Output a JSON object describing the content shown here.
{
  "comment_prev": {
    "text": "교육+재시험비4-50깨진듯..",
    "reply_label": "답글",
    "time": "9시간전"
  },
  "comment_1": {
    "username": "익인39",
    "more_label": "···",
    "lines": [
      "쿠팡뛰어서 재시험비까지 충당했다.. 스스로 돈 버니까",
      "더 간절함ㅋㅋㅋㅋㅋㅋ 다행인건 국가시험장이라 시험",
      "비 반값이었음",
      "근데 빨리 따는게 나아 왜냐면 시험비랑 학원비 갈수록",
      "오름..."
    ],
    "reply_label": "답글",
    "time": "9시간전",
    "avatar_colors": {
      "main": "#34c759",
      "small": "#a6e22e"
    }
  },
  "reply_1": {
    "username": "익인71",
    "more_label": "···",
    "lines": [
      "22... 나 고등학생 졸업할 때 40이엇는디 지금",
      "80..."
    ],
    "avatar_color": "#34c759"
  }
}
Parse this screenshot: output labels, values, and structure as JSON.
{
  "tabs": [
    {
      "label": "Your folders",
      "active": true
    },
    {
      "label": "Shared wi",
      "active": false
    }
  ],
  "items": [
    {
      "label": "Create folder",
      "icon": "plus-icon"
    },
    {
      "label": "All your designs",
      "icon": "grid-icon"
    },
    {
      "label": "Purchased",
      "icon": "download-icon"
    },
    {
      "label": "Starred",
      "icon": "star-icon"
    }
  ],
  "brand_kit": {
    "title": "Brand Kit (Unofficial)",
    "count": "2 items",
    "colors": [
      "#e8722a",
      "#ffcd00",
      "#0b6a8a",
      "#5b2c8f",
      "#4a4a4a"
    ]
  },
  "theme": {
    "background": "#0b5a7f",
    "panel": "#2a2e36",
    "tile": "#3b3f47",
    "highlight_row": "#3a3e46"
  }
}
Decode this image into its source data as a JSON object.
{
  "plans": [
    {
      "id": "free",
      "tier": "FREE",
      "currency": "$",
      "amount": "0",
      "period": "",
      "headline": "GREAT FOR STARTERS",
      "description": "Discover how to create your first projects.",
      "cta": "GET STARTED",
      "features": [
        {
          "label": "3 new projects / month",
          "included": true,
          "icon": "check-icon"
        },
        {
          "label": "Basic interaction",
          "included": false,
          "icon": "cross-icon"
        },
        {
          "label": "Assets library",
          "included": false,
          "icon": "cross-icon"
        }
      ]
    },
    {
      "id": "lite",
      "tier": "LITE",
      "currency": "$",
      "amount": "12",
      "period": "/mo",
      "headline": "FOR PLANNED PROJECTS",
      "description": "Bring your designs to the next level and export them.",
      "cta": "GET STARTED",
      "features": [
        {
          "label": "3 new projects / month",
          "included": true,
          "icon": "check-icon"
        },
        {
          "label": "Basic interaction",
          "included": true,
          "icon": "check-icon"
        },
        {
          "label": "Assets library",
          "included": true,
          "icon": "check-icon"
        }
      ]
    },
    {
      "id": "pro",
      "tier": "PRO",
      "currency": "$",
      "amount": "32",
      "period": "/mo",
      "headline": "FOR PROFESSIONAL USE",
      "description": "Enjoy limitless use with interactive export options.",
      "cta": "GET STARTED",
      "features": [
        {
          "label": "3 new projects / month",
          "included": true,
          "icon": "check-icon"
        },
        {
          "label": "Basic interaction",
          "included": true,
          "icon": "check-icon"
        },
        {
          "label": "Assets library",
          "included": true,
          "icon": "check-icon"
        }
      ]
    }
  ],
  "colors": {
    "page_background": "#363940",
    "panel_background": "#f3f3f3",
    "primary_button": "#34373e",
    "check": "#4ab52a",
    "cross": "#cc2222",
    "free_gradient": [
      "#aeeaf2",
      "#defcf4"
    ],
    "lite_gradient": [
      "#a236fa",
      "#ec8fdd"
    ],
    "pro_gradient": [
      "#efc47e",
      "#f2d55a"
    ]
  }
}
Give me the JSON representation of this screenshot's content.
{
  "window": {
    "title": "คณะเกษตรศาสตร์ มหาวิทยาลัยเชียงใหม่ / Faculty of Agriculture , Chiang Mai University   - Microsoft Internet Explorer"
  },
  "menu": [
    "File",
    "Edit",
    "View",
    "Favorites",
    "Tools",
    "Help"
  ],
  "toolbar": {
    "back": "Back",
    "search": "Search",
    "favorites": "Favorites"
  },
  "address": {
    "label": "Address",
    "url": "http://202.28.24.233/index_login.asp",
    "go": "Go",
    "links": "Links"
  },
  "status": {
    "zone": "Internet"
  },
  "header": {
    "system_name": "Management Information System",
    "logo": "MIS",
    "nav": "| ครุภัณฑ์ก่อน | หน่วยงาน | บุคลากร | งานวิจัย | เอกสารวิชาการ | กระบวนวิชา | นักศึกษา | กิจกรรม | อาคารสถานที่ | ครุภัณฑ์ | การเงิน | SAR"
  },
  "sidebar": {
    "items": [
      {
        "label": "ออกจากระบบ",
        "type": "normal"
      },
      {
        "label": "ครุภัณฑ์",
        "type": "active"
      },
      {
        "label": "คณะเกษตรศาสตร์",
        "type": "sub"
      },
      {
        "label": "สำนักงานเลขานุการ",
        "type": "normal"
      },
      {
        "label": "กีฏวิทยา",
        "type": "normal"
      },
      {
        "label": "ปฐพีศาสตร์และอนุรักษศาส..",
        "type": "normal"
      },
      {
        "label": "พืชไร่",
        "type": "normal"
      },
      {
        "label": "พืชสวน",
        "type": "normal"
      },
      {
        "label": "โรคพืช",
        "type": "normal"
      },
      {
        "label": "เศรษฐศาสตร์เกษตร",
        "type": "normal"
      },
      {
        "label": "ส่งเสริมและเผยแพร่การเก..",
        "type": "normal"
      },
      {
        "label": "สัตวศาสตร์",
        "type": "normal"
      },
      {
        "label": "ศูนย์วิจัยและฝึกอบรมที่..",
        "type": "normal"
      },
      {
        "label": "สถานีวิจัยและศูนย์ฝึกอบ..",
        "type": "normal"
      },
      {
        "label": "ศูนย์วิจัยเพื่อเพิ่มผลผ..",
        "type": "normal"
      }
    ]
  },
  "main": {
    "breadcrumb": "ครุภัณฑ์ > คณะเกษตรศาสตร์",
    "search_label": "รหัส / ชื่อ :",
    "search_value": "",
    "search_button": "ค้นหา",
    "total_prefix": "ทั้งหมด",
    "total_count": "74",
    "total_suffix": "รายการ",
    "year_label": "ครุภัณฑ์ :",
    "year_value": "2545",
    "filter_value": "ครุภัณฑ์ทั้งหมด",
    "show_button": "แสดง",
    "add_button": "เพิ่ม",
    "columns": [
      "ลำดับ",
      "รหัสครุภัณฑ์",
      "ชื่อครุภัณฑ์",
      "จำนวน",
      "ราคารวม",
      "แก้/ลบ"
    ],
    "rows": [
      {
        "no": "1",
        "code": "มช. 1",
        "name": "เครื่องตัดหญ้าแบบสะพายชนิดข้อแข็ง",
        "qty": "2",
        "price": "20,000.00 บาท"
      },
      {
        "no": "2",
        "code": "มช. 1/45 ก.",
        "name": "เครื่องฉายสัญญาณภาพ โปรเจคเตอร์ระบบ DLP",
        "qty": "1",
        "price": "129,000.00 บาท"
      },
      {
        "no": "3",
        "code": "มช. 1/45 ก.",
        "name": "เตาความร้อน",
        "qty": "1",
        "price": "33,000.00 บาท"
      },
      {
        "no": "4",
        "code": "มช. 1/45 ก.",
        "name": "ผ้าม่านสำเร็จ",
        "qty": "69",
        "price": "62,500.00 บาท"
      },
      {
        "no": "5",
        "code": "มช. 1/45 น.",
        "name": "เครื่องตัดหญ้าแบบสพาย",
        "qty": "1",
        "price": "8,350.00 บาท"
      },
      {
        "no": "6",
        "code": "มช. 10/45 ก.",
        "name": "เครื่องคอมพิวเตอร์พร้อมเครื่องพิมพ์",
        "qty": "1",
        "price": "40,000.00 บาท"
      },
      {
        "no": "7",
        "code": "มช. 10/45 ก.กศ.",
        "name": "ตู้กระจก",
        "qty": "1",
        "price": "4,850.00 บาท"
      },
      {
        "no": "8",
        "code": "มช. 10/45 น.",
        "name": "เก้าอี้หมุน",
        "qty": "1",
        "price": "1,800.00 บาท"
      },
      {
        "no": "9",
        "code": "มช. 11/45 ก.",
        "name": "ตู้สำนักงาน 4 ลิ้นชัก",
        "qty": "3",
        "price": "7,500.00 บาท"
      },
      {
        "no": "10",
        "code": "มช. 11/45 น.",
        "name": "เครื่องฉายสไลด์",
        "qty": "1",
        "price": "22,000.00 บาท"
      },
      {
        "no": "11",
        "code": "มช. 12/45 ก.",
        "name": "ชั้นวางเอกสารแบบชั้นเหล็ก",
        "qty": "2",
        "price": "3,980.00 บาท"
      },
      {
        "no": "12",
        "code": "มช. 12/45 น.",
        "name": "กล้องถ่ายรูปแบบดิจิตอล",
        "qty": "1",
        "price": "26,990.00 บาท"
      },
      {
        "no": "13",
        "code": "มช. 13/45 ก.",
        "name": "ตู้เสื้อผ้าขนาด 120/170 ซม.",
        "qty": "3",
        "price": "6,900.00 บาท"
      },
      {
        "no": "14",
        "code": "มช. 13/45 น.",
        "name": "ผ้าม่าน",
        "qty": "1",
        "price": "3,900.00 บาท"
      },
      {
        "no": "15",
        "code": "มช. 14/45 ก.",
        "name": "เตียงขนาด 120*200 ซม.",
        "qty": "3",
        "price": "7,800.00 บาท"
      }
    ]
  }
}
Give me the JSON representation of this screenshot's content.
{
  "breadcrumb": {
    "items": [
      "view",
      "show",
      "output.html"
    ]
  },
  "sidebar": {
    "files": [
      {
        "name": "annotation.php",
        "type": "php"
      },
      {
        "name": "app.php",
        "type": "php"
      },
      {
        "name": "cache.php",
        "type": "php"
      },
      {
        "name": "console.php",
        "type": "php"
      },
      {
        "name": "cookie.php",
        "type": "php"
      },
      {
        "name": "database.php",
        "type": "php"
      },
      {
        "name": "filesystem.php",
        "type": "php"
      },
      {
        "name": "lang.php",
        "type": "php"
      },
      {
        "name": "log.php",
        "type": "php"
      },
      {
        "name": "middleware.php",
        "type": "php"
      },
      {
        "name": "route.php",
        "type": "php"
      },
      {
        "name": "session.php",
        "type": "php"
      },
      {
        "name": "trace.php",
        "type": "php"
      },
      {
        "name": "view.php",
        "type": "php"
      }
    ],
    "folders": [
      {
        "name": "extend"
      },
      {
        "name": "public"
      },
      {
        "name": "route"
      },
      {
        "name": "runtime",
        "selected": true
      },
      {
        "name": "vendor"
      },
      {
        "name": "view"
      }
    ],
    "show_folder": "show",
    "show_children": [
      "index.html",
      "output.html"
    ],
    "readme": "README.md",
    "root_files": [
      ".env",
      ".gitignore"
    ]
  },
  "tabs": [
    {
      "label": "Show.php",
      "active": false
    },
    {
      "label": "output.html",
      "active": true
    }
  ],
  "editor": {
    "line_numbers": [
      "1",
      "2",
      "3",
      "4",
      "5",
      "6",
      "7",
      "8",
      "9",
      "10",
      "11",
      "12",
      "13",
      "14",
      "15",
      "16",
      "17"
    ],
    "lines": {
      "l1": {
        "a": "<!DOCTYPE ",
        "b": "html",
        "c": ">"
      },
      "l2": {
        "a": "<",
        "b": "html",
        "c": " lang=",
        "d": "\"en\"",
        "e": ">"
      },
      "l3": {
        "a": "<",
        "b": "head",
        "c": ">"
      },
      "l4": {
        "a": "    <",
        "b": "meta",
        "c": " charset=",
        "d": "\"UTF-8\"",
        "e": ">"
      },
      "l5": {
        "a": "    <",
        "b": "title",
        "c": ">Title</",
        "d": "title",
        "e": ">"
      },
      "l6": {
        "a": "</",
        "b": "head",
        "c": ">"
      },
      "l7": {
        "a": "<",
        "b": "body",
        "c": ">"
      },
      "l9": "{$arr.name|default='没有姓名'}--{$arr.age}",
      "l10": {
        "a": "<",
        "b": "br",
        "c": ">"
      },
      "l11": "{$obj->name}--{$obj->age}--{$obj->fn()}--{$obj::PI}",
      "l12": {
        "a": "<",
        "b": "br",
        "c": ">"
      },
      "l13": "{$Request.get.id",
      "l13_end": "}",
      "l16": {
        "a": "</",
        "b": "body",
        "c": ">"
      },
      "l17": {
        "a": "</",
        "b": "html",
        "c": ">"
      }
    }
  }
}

### TASK DETAILS:
Of all the lines in the data above, state how many include "คณะเกษตรศาสตร". Say only the number.

### RESPONSE TO THIS TASK:
3